Stored records:

[start]

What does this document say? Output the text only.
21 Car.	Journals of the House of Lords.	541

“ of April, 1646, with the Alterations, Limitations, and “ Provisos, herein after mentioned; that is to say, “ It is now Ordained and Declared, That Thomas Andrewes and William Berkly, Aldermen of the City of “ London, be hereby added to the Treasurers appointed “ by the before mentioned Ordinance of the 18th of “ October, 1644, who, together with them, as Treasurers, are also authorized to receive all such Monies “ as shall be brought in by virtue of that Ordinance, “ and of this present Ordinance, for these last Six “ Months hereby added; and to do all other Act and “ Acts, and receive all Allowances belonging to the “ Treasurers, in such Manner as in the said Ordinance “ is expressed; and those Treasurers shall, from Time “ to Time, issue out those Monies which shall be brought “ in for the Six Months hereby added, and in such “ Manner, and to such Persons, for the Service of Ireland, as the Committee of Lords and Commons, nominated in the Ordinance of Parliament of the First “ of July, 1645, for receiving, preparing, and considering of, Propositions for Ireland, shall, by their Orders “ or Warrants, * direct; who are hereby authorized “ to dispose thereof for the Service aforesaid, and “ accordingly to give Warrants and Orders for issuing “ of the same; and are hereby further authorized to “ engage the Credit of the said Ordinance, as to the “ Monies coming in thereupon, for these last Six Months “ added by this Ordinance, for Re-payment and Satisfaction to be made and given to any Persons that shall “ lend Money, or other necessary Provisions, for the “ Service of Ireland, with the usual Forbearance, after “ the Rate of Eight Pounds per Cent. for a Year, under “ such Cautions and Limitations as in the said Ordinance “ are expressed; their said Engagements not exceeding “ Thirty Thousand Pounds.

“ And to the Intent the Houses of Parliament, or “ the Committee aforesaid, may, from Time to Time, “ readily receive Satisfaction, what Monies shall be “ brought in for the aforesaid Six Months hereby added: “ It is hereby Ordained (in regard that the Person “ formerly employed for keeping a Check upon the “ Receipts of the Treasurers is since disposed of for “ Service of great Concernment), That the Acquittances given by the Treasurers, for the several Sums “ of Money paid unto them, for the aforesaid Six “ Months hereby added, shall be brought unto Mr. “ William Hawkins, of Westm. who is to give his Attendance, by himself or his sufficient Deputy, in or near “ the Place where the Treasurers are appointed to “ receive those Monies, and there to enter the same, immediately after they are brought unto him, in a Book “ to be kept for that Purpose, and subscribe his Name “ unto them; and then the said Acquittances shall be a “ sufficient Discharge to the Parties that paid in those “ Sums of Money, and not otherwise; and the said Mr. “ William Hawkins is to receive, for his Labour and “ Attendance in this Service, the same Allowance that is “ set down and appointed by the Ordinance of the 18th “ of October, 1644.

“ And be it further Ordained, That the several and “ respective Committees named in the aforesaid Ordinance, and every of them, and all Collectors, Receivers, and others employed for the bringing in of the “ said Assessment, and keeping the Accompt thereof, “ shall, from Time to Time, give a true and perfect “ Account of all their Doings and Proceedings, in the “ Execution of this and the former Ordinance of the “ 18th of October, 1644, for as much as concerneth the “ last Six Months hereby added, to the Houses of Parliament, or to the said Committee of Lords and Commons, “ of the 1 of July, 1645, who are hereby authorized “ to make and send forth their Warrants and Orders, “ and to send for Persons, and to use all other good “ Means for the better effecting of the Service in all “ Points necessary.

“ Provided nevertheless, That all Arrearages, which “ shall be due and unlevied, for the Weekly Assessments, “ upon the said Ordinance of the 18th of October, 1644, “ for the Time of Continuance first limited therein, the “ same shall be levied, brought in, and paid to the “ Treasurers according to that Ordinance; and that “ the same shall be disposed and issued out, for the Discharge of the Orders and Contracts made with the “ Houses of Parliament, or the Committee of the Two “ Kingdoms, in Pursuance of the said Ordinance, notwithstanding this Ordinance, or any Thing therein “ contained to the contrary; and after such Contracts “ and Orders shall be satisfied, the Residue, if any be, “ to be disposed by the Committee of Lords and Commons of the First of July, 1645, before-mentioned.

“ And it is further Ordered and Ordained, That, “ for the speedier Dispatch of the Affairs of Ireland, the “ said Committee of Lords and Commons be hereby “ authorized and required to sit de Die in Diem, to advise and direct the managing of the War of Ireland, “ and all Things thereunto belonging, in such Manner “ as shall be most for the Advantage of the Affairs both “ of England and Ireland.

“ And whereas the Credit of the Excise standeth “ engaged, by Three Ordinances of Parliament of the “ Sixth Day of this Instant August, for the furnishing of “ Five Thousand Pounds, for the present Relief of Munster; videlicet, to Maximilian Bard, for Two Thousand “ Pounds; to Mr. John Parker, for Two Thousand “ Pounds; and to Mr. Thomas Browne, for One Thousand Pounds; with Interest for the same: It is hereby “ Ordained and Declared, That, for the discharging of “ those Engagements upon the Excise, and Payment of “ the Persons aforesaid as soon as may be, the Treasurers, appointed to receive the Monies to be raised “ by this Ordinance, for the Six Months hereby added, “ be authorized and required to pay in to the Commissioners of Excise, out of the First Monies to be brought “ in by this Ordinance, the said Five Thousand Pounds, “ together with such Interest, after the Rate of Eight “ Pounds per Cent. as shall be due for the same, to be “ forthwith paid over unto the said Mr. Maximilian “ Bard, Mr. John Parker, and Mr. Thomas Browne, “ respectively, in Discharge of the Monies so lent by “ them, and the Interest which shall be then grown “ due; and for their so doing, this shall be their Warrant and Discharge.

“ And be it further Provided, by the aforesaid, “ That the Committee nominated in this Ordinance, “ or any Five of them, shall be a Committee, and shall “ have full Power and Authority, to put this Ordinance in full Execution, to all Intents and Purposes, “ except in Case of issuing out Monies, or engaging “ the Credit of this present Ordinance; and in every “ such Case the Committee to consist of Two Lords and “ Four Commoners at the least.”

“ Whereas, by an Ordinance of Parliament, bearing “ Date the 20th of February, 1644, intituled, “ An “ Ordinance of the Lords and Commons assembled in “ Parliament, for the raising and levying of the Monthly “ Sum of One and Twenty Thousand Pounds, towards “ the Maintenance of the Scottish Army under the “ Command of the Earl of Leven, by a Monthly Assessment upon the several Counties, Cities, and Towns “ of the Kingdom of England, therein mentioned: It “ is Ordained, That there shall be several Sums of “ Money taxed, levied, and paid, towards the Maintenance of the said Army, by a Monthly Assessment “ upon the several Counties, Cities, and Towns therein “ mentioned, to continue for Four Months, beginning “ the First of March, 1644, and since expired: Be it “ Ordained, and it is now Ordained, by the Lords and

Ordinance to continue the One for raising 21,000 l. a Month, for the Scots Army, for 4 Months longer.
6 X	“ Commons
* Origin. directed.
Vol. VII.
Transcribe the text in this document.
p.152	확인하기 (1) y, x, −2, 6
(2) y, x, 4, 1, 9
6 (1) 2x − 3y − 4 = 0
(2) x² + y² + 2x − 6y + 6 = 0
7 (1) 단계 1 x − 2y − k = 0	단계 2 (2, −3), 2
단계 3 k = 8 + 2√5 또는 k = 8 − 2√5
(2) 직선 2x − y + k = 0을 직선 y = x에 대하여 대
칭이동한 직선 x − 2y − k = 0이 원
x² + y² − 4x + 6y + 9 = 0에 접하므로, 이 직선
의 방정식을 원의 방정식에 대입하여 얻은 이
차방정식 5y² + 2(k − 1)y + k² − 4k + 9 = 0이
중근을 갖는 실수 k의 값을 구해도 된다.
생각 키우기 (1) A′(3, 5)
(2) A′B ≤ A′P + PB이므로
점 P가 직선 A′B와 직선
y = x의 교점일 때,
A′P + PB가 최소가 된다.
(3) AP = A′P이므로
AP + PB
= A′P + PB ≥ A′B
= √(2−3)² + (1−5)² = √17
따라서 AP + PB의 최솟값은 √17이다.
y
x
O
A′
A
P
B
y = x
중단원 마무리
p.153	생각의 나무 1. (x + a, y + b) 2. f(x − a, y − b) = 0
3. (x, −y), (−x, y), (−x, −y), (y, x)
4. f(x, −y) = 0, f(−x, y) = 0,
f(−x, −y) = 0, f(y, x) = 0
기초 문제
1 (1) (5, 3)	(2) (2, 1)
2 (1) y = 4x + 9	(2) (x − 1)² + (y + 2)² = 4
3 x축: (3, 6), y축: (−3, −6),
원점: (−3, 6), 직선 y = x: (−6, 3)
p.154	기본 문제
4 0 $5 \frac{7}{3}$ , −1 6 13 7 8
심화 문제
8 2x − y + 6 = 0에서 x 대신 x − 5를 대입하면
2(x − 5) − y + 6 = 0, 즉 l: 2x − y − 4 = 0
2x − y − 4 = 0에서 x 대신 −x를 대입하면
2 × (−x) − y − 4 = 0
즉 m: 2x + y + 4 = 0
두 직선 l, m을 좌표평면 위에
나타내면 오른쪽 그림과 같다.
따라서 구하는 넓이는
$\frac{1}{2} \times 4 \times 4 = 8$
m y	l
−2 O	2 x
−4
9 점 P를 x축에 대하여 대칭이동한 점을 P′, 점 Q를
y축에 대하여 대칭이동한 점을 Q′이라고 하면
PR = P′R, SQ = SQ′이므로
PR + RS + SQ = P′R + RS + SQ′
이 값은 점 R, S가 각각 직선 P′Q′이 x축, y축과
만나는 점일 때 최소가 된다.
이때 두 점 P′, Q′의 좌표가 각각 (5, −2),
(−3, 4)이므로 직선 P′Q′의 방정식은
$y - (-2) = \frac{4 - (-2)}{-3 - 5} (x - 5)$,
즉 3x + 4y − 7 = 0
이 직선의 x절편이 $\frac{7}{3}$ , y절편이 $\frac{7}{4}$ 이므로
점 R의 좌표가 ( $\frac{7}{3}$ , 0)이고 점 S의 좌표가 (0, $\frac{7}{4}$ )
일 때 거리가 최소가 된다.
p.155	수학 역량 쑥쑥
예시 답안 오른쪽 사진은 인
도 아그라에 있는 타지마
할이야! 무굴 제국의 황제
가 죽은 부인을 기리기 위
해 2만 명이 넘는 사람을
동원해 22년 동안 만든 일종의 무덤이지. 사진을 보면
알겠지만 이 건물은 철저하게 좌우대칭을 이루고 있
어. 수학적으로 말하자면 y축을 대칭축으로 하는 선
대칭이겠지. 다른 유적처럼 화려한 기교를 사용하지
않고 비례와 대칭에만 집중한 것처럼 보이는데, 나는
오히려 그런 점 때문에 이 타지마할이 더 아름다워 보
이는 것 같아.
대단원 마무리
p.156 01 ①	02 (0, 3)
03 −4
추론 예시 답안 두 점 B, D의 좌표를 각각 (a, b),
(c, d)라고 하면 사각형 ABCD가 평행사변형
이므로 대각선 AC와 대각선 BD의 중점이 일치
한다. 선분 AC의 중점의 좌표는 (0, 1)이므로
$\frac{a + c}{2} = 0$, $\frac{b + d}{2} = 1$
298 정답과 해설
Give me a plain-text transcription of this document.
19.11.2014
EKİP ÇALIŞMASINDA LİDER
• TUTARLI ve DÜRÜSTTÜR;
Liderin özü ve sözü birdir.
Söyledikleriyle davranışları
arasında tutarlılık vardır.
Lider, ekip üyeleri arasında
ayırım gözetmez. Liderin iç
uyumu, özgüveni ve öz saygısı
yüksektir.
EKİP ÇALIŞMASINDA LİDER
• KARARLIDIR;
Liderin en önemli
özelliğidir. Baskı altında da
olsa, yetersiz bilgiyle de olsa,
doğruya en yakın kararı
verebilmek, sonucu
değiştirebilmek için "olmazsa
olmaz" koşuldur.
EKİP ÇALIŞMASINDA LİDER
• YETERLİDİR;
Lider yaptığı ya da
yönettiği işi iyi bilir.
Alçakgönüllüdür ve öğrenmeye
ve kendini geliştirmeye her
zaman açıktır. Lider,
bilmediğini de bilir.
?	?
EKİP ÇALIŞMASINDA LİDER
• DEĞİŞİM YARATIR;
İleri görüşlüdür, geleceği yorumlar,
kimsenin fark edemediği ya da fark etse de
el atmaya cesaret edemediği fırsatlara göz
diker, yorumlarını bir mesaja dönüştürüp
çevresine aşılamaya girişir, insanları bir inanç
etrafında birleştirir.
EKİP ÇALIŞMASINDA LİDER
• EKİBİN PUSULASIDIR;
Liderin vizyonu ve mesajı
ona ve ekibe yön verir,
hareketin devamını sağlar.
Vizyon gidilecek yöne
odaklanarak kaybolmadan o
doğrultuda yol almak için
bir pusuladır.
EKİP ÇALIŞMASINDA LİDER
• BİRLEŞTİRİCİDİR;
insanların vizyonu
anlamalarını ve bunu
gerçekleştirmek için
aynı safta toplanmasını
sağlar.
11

[end]

Copy out every line of the listing that includes the string "edemediği".

Output of the task:
kimsenin fark edemediği ya da fark etse de
el atmaya cesaret edemediği fırsatlara göz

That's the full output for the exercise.